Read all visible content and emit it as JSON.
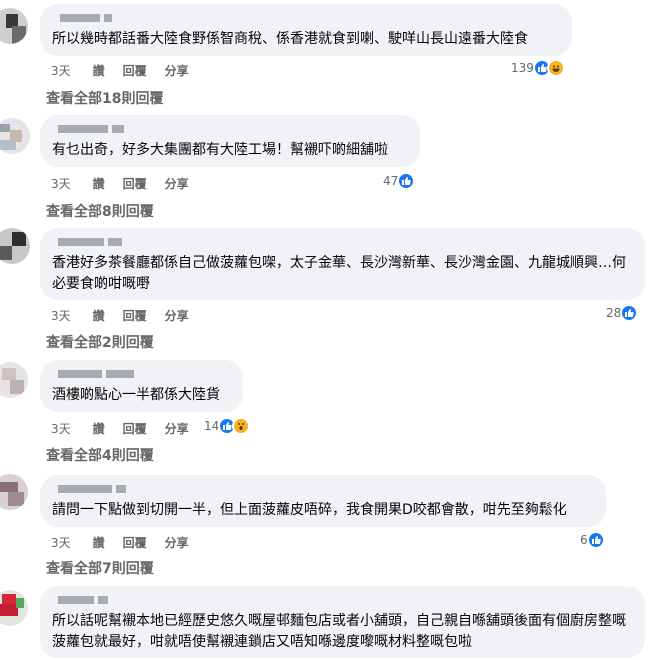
{
  "colors": {
    "bubble": "#f0f2f5",
    "meta": "#65676b",
    "like": "#1877f2",
    "emoji": "#f7b125"
  },
  "comments": [
    {
      "text": "所以幾時都話番大陸食野係智商稅、係香港就食到喇、駛咩山長山遠番大陸食",
      "time": "3天",
      "like_label": "讚",
      "reply_label": "回覆",
      "share_label": "分享",
      "reaction_count": "139",
      "reactions": [
        "like-icon",
        "haha-icon"
      ],
      "view_replies": "查看全部18則回覆"
    },
    {
      "text": "有乜出奇，好多大集團都有大陸工場！幫襯吓啲細舖啦",
      "time": "3天",
      "like_label": "讚",
      "reply_label": "回覆",
      "share_label": "分享",
      "reaction_count": "47",
      "reactions": [
        "like-icon"
      ],
      "view_replies": "查看全部8則回覆"
    },
    {
      "text": "香港好多茶餐廳都係自己做菠蘿包㗎，太子金華、長沙灣新華、長沙灣金園、九龍城順興…何必要食啲咁嘅嘢",
      "time": "3天",
      "like_label": "讚",
      "reply_label": "回覆",
      "share_label": "分享",
      "reaction_count": "28",
      "reactions": [
        "like-icon"
      ],
      "view_replies": "查看全部2則回覆"
    },
    {
      "text": "酒樓啲點心一半都係大陸貨",
      "time": "3天",
      "like_label": "讚",
      "reply_label": "回覆",
      "share_label": "分享",
      "reaction_count": "14",
      "reactions": [
        "like-icon",
        "wow-icon"
      ],
      "view_replies": "查看全部4則回覆"
    },
    {
      "text": "請問一下點做到切開一半，但上面菠蘿皮唔碎，我食開果D咬都會散，咁先至夠鬆化",
      "time": "3天",
      "like_label": "讚",
      "reply_label": "回覆",
      "share_label": "分享",
      "reaction_count": "6",
      "reactions": [
        "like-icon"
      ],
      "view_replies": "查看全部7則回覆"
    },
    {
      "text": "所以話呢幫襯本地已經歷史悠久嘅屋邨麵包店或者小舖頭，自己親自喺舖頭後面有個廚房整嘅菠蘿包就最好，咁就唔使幫襯連鎖店又唔知喺邊度嚟嘅材料整嘅包啦"
    }
  ]
}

### WHAT TO WORK ON
Say how many lines have the string "text" in them, offering no words beyond the number.

### EXPECTED ANSWER
6